What is asked :: Every record below is to be retyped exactly.

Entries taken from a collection

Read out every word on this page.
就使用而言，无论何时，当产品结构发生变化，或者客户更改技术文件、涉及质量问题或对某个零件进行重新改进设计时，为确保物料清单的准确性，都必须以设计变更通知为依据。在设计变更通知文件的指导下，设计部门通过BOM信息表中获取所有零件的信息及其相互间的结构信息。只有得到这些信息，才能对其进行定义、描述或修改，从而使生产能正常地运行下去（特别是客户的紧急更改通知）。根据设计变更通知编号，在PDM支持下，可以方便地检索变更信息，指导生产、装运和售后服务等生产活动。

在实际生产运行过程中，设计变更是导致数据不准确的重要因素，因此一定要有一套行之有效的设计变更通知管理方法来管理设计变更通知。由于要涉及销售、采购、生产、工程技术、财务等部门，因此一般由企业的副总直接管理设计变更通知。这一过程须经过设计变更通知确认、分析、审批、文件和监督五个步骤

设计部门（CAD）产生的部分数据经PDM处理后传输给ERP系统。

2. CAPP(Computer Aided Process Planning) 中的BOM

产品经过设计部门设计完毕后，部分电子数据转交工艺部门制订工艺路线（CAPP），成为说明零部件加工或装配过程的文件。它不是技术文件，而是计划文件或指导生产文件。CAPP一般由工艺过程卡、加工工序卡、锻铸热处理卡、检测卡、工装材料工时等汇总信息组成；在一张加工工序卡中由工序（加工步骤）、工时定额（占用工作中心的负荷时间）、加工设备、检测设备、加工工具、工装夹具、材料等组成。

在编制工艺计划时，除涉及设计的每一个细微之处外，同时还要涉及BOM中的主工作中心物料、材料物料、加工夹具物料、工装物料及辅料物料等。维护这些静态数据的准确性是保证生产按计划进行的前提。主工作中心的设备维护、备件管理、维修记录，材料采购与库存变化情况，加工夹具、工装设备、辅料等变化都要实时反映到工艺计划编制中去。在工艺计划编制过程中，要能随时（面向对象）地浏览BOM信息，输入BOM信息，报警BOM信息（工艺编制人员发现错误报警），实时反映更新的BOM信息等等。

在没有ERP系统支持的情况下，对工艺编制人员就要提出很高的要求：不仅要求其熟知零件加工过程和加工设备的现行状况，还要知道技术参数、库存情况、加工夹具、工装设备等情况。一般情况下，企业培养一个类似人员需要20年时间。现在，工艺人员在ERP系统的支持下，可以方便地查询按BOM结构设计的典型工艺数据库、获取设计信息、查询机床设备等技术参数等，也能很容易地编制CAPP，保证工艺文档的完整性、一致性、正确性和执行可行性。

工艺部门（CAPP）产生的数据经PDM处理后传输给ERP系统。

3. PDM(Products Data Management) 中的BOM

Task solution ::
Read out every word on this page.
就使用而言，无论何时，当产品结构发生变化，或者客户更改技术文件、涉及质量问题或对某个零件进行重新改进设计时，为确保物料清单的准确性，都必须以设计变更通知为依据。在设计变更通知文件的指导下，设计部门通过BOM信息表中获取所有零件的信息及其相互间的结构信息。只有得到这些信息，才能对其进行定义、描述或修改，从而使生产能正常地运行下去（特别是客户的紧急更改通知）。根据设计变更通知编号，在PDM支持下，可以方便地检索变更信息，指导生产、装运和售后服务等生产活动。

在实际生产运行过程中，设计变更是导致数据不准确的重要因素，因此一定要有一套行之有效的设计变更通知管理方法来管理设计变更通知。由于要涉及销售、采购、生产、工程技术、财务等部门，因此一般由企业的副总直接管理设计变更通知。这一过程须经过设计变更通知确认、分析、审批、文件和监督五个步骤

设计部门（CAD）产生的部分数据经PDM处理后传输给ERP系统。

2. CAPP(Computer Aided Process Planning) 中的BOM

产品经过设计部门设计完毕后，部分电子数据转交工艺部门制订工艺路线（CAPP），成为说明零部件加工或装配过程的文件。它不是技术文件，而是计划文件或指导生产文件。CAPP一般由工艺过程卡、加工工序卡、锻铸热处理卡、检测卡、工装材料工时等汇总信息组成；在一张加工工序卡中由工序（加工步骤）、工时定额（占用工作中心的负荷时间）、加工设备、检测设备、加工工具、工装夹具、材料等组成。

在编制工艺计划时，除涉及设计的每一个细微之处外，同时还要涉及BOM中的主工作中心物料、材料物料、加工夹具物料、工装物料及辅料物料等。维护这些静态数据的准确性是保证生产按计划进行的前提。主工作中心的设备维护、备件管理、维修记录，材料采购与库存变化情况，加工夹具、工装设备、辅料等变化都要实时反映到工艺计划编制中去。在工艺计划编制过程中，要能随时（面向对象）地浏览BOM信息，输入BOM信息，报警BOM信息（工艺编制人员发现错误报警），实时反映更新的BOM信息等等。

在没有ERP系统支持的情况下，对工艺编制人员就要提出很高的要求：不仅要求其熟知零件加工过程和加工设备的现行状况，还要知道技术参数、库存情况、加工夹具、工装设备等情况。一般情况下，企业培养一个类似人员需要20年时间。现在，工艺人员在ERP系统的支持下，可以方便地查询按BOM结构设计的典型工艺数据库、获取设计信息、查询机床设备等技术参数等，也能很容易地编制CAPP，保证工艺文档的完整性、一致性、正确性和执行可行性。

工艺部门（CAPP）产生的数据经PDM处理后传输给ERP系统。

3. PDM(Products Data Management) 中的BOM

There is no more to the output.